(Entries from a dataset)
◆ ◆ ◆ ◆ ◆

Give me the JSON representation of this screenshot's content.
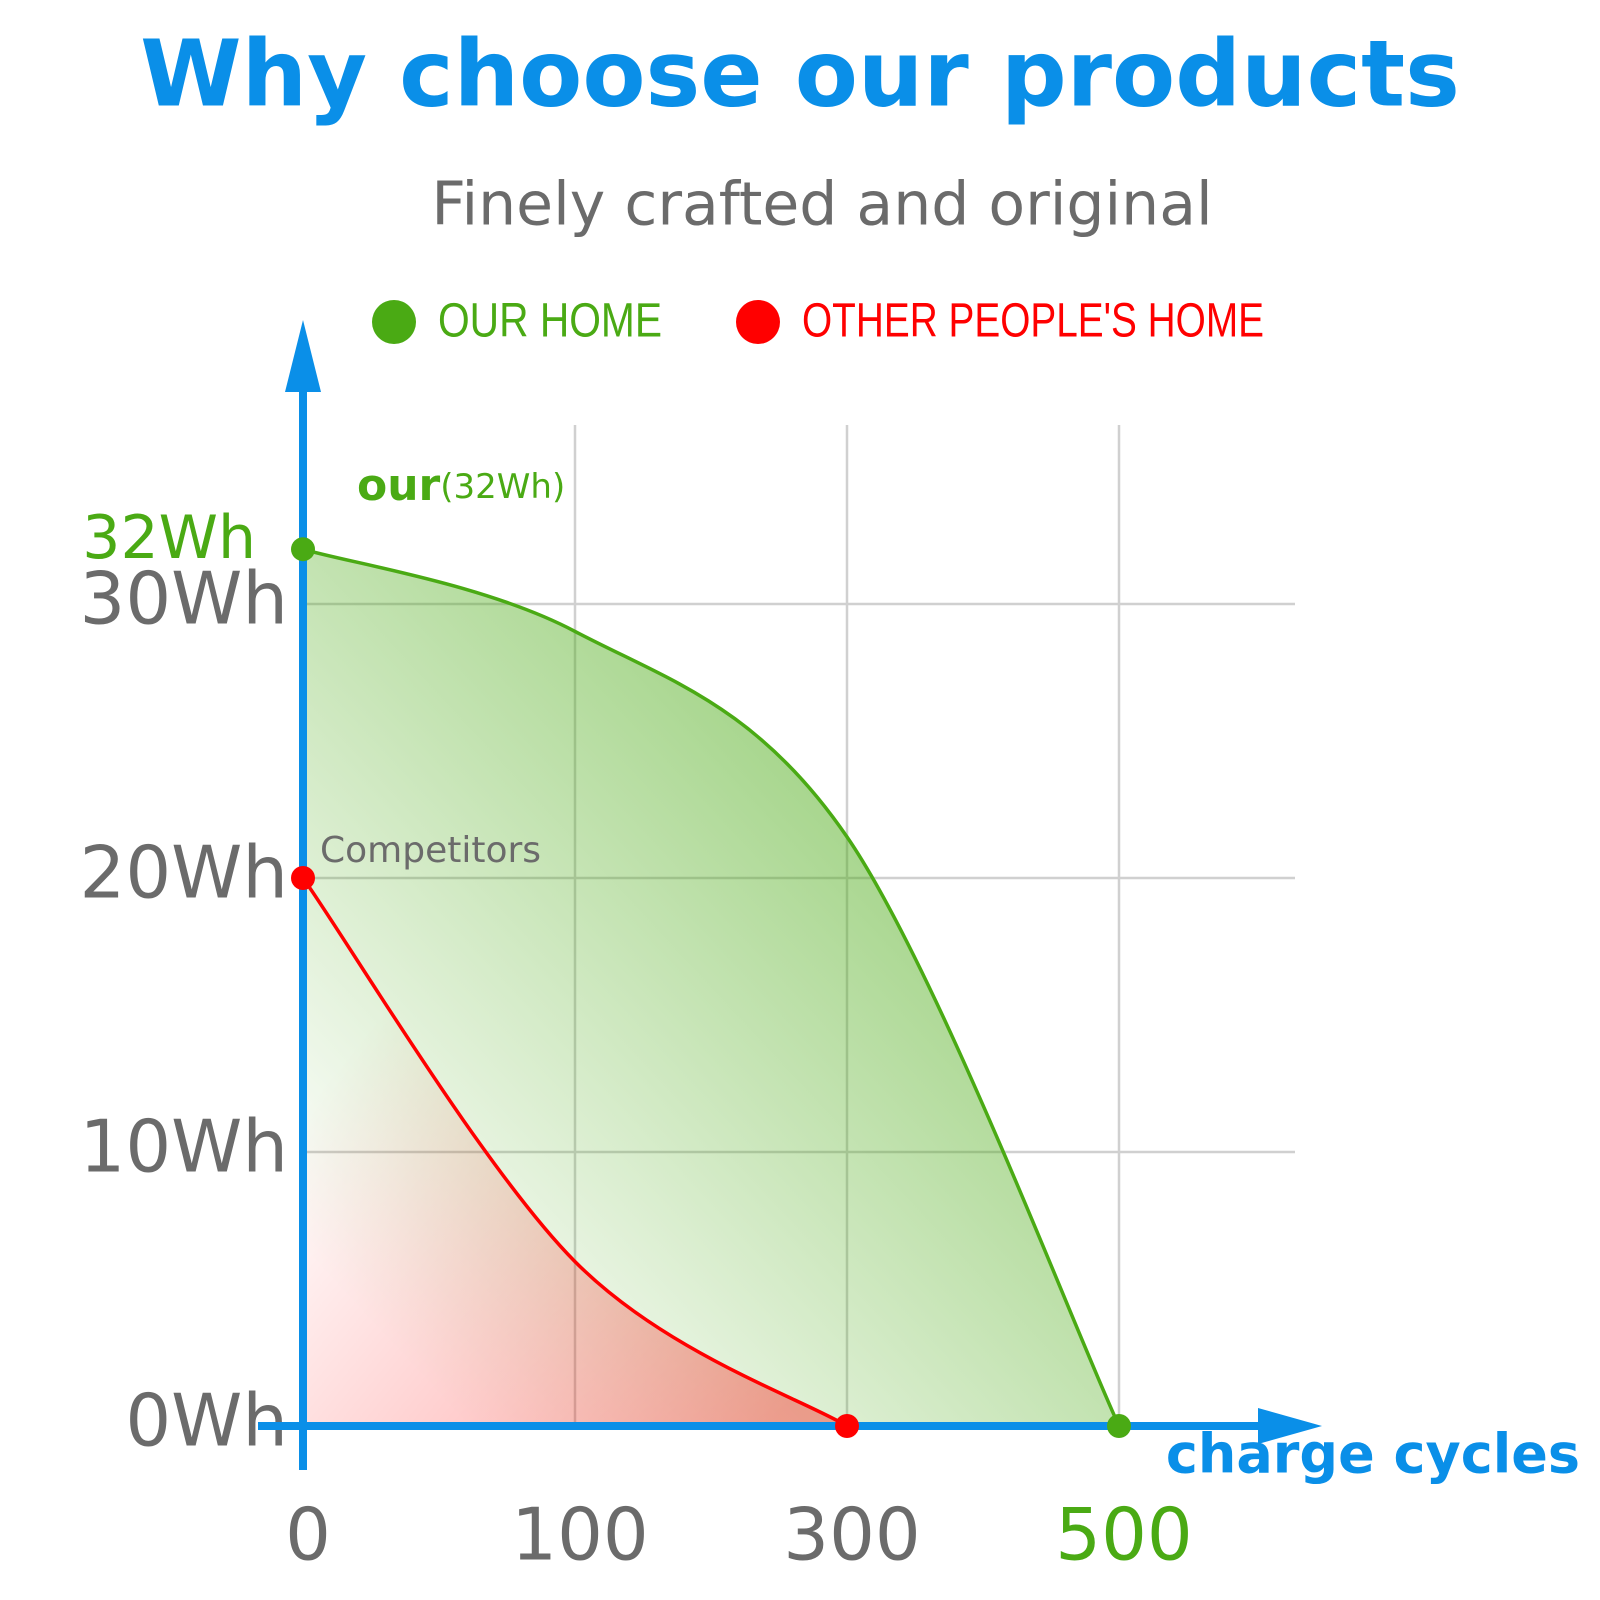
{
  "chart_data": {
    "type": "area",
    "title": "Why choose our products",
    "subtitle": "Finely crafted and original",
    "x_label": "charge cycles",
    "categories": [
      "0",
      "100",
      "300",
      "500"
    ],
    "series": [
      {
        "name": "OUR HOME",
        "color": "#4aaa14",
        "values": [
          32,
          29,
          21.5,
          0
        ]
      },
      {
        "name": "OTHER PEOPLE'S HOME",
        "color": "#ff0000",
        "values": [
          20,
          6,
          0,
          null
        ]
      }
    ],
    "annotations": [
      "our",
      "(32Wh)",
      "Competitors"
    ],
    "ylim": [
      0,
      40
    ],
    "yticks": [
      {
        "value": 0,
        "label": "0Wh"
      },
      {
        "value": 10,
        "label": "10Wh"
      },
      {
        "value": 20,
        "label": "20Wh"
      },
      {
        "value": 30,
        "label": "30Wh"
      },
      {
        "value": 32,
        "label": "32Wh"
      }
    ],
    "grid": true
  }
}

◆ ◆ ◆ ◆ ◆

§ **EXERCISE DETAILS**
Exactly reproduce the entries above, minus the pictures.

§ **FULL RESPONSE**
Give me the JSON representation of this screenshot's content.
{
  "chart_data": {
    "type": "area",
    "title": "Why choose our products",
    "subtitle": "Finely crafted and original",
    "x_label": "charge cycles",
    "categories": [
      "0",
      "100",
      "300",
      "500"
    ],
    "series": [
      {
        "name": "OUR HOME",
        "color": "#4aaa14",
        "values": [
          32,
          29,
          21.5,
          0
        ]
      },
      {
        "name": "OTHER PEOPLE'S HOME",
        "color": "#ff0000",
        "values": [
          20,
          6,
          0,
          null
        ]
      }
    ],
    "annotations": [
      "our",
      "(32Wh)",
      "Competitors"
    ],
    "ylim": [
      0,
      40
    ],
    "yticks": [
      {
        "value": 0,
        "label": "0Wh"
      },
      {
        "value": 10,
        "label": "10Wh"
      },
      {
        "value": 20,
        "label": "20Wh"
      },
      {
        "value": 30,
        "label": "30Wh"
      },
      {
        "value": 32,
        "label": "32Wh"
      }
    ],
    "grid": true
  }
}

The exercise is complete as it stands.